■ **Opdracht**
Zet de regels van de lijst vanaf het begin tot en met de regel met "y-tick-label: 0.8 xyxy=(13,212,40,232)" om in een Markdown-tabel met de kolommen Nr en Regel. Geef in Nr het volgnummer van elke regel en laat lege regels weg.

■ **Vastgelegde gegevens**
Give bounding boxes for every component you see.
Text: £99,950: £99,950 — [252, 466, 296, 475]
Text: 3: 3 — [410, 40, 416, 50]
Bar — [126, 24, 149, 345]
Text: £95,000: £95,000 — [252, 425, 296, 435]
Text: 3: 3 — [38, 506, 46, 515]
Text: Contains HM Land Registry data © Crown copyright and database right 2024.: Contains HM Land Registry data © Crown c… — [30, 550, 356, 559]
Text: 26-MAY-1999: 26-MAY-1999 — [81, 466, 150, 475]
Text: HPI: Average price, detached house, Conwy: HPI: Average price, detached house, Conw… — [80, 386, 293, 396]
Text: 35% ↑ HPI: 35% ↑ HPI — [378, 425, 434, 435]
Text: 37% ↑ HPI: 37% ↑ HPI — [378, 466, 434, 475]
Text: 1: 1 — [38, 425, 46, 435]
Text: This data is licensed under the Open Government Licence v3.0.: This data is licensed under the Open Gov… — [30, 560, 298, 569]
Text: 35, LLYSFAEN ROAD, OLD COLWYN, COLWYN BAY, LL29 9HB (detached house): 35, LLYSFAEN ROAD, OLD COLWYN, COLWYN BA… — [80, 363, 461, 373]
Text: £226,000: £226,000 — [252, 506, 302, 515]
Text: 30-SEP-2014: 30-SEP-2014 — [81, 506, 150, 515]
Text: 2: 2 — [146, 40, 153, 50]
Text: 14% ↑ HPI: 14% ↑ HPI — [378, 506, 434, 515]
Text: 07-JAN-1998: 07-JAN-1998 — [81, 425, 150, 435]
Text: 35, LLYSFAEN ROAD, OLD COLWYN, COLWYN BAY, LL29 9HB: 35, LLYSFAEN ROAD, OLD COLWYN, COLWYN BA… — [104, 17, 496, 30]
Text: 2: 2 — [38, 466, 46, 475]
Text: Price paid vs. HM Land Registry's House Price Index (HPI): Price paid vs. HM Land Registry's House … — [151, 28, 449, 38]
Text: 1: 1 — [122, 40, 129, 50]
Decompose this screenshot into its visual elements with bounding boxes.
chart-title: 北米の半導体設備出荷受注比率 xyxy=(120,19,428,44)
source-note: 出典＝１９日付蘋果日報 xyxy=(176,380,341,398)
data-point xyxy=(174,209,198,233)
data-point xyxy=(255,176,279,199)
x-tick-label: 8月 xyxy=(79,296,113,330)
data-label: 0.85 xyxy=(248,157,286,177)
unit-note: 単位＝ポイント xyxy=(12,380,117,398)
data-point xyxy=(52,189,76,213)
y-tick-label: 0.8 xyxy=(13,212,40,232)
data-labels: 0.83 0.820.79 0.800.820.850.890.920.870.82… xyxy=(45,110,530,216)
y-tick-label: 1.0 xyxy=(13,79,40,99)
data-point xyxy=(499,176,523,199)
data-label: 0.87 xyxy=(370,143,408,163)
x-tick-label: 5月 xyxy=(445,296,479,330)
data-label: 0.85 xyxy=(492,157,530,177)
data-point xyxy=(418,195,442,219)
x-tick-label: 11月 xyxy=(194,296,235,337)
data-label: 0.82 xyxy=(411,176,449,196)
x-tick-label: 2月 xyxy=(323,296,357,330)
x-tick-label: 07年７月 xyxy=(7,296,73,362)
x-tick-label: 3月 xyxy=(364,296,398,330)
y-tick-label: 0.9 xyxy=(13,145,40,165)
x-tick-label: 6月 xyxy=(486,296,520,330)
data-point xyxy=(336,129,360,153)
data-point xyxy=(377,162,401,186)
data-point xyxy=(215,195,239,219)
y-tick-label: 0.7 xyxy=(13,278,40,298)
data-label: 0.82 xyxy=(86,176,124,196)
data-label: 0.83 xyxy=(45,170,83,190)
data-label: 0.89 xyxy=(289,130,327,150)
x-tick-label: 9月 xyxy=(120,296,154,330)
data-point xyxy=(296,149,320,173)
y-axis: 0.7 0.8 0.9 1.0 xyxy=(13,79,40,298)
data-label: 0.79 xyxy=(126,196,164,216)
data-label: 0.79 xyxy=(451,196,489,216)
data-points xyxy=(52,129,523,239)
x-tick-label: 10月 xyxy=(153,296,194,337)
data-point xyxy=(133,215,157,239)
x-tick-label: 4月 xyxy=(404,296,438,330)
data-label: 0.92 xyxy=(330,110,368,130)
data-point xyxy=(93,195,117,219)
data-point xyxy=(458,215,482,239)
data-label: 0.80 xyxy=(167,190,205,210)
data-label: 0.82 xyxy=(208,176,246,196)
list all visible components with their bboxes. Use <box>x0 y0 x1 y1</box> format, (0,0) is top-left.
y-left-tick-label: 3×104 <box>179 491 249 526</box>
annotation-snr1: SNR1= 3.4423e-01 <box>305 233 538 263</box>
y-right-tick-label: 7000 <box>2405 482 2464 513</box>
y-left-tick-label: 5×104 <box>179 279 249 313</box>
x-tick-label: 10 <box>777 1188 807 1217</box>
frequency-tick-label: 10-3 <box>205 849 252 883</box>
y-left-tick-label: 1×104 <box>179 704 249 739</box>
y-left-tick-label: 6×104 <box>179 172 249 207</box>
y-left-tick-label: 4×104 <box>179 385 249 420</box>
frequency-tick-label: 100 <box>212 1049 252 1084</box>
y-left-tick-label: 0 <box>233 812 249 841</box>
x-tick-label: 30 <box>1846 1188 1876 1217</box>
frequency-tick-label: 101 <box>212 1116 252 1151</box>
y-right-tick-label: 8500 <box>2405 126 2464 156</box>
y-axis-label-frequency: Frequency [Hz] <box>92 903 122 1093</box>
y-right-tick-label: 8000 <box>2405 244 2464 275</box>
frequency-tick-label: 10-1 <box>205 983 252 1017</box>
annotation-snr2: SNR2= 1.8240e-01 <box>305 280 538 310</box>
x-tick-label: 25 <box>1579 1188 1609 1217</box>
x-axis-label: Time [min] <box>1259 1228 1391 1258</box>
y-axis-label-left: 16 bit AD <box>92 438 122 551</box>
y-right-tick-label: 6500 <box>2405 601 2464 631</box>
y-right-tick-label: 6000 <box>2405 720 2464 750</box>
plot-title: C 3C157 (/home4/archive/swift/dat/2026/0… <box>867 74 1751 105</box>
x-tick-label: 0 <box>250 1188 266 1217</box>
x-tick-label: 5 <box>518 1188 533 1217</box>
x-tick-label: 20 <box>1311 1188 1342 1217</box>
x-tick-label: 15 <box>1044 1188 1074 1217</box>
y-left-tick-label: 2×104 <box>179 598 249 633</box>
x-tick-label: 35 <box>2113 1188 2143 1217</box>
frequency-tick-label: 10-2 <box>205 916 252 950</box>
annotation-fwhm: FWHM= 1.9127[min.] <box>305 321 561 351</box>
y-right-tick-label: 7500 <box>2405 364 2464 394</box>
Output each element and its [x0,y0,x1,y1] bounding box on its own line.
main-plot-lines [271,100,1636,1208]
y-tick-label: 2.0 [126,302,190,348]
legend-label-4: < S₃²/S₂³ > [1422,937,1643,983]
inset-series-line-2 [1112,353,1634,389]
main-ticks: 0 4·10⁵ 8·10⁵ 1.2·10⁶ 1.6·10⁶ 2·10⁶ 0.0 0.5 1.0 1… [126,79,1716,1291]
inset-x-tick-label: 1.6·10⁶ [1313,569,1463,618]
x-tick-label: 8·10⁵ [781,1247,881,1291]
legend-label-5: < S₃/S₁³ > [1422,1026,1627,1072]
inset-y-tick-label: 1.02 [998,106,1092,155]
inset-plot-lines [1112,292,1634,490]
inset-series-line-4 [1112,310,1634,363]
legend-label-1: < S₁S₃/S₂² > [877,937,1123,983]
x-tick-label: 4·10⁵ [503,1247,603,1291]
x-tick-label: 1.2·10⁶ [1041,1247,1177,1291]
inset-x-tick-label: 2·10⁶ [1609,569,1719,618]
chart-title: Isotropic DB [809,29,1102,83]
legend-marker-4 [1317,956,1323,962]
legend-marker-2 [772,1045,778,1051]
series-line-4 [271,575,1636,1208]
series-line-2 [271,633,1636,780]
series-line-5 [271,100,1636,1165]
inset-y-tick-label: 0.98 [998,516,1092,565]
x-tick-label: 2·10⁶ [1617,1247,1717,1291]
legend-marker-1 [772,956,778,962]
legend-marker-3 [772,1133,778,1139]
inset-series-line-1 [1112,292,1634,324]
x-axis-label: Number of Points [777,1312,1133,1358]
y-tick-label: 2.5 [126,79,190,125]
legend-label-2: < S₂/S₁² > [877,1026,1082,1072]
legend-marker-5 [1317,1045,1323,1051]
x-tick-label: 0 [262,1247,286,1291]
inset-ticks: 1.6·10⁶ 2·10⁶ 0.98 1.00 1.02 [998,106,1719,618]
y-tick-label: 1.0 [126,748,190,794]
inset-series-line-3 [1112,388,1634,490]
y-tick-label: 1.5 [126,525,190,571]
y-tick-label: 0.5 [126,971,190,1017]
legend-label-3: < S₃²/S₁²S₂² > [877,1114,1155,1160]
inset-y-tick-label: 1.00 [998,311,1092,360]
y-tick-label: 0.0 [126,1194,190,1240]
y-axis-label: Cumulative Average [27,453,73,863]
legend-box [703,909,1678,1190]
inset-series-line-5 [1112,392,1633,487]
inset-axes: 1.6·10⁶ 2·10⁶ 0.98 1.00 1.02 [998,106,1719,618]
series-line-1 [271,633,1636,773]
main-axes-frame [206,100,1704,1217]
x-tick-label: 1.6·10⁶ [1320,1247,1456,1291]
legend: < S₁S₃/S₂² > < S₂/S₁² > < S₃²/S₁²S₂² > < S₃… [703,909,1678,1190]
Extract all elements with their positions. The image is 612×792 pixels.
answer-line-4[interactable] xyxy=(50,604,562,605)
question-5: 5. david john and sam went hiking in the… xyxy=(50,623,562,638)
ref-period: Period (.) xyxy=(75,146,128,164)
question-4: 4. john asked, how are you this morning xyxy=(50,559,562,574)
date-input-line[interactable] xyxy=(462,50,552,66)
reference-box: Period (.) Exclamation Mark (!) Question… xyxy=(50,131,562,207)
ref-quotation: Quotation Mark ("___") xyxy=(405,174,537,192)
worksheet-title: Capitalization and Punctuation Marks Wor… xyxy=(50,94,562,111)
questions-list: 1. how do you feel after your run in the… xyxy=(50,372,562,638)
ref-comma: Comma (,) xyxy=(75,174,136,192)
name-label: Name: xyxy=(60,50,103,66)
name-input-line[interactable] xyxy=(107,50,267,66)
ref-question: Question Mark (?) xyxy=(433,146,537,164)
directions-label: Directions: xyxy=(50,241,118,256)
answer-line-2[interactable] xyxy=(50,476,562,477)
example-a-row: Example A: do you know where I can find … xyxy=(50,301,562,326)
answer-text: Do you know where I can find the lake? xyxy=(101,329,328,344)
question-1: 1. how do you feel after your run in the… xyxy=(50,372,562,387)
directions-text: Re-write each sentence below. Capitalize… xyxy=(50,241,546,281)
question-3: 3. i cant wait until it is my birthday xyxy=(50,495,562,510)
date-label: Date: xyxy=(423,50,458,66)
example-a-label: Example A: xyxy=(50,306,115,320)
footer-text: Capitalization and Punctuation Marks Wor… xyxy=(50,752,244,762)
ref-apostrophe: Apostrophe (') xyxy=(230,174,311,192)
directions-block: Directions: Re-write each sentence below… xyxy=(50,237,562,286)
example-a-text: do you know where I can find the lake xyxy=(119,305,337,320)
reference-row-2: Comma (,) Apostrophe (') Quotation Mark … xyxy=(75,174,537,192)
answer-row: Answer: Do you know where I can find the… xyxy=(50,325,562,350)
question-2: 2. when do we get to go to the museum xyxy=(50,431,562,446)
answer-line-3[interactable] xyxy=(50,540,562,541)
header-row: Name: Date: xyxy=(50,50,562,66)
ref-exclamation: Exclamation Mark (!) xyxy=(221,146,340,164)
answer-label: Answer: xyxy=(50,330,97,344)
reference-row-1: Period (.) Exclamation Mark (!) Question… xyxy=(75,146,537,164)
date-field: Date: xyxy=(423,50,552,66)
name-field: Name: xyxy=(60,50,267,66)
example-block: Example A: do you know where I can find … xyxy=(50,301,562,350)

■ **Antwoord**
| Nr | Regel |
|---|---|
| 1 | Give bounding boxes for every component you see. |
| 2 | Text: £99,950: £99,950 — [252, 466, 296, 475] |
| 3 | Text: 3: 3 — [410, 40, 416, 50] |
| 4 | Bar — [126, 24, 149, 345] |
| 5 | Text: £95,000: £95,000 — [252, 425, 296, 435] |
| 6 | Text: 3: 3 — [38, 506, 46, 515] |
| 7 | Text: Contains HM Land Registry data © Crown copyright and database right 2024.: Contains HM Land Registry data © Crown c… — [30, 550, 356, 559] |
| 8 | Text: 26-MAY-1999: 26-MAY-1999 — [81, 466, 150, 475] |
| 9 | Text: HPI: Average price, detached house, Conwy: HPI: Average price, detached house, Conw… — [80, 386, 293, 396] |
| 10 | Text: 35% ↑ HPI: 35% ↑ HPI — [378, 425, 434, 435] |
| 11 | Text: 37% ↑ HPI: 37% ↑ HPI — [378, 466, 434, 475] |
| 12 | Text: 1: 1 — [38, 425, 46, 435] |
| 13 | Text: This data is licensed under the Open Government Licence v3.0.: This data is licensed under the Open Gov… — [30, 560, 298, 569] |
| 14 | Text: 35, LLYSFAEN ROAD, OLD COLWYN, COLWYN BAY, LL29 9HB (detached house): 35, LLYSFAEN ROAD, OLD COLWYN, COLWYN BA… — [80, 363, 461, 373] |
| 15 | Text: £226,000: £226,000 — [252, 506, 302, 515] |
| 16 | Text: 30-SEP-2014: 30-SEP-2014 — [81, 506, 150, 515] |
| 17 | Text: 2: 2 — [146, 40, 153, 50] |
| 18 | Text: 14% ↑ HPI: 14% ↑ HPI — [378, 506, 434, 515] |
| 19 | Text: 07-JAN-1998: 07-JAN-1998 — [81, 425, 150, 435] |
| 20 | Text: 35, LLYSFAEN ROAD, OLD COLWYN, COLWYN BAY, LL29 9HB: 35, LLYSFAEN ROAD, OLD COLWYN, COLWYN BA… — [104, 17, 496, 30] |
| 21 | Text: 2: 2 — [38, 466, 46, 475] |
| 22 | Text: Price paid vs. HM Land Registry's House Price Index (HPI): Price paid vs. HM Land Registry's House … — [151, 28, 449, 38] |
| 23 | Text: 1: 1 — [122, 40, 129, 50] |
| 24 | Decompose this screenshot into its visual elements with bounding boxes. |
| 25 | chart-title: 北米の半導体設備出荷受注比率 xyxy=(120,19,428,44) |
| 26 | source-note: 出典＝１９日付蘋果日報 xyxy=(176,380,341,398) |
| 27 | data-point xyxy=(174,209,198,233) |
| 28 | data-point xyxy=(255,176,279,199) |
| 29 | x-tick-label: 8月 xyxy=(79,296,113,330) |
| 30 | data-label: 0.85 xyxy=(248,157,286,177) |
| 31 | unit-note: 単位＝ポイント xyxy=(12,380,117,398) |
| 32 | data-point xyxy=(52,189,76,213) |
| 33 | y-tick-label: 0.8 xyxy=(13,212,40,232) |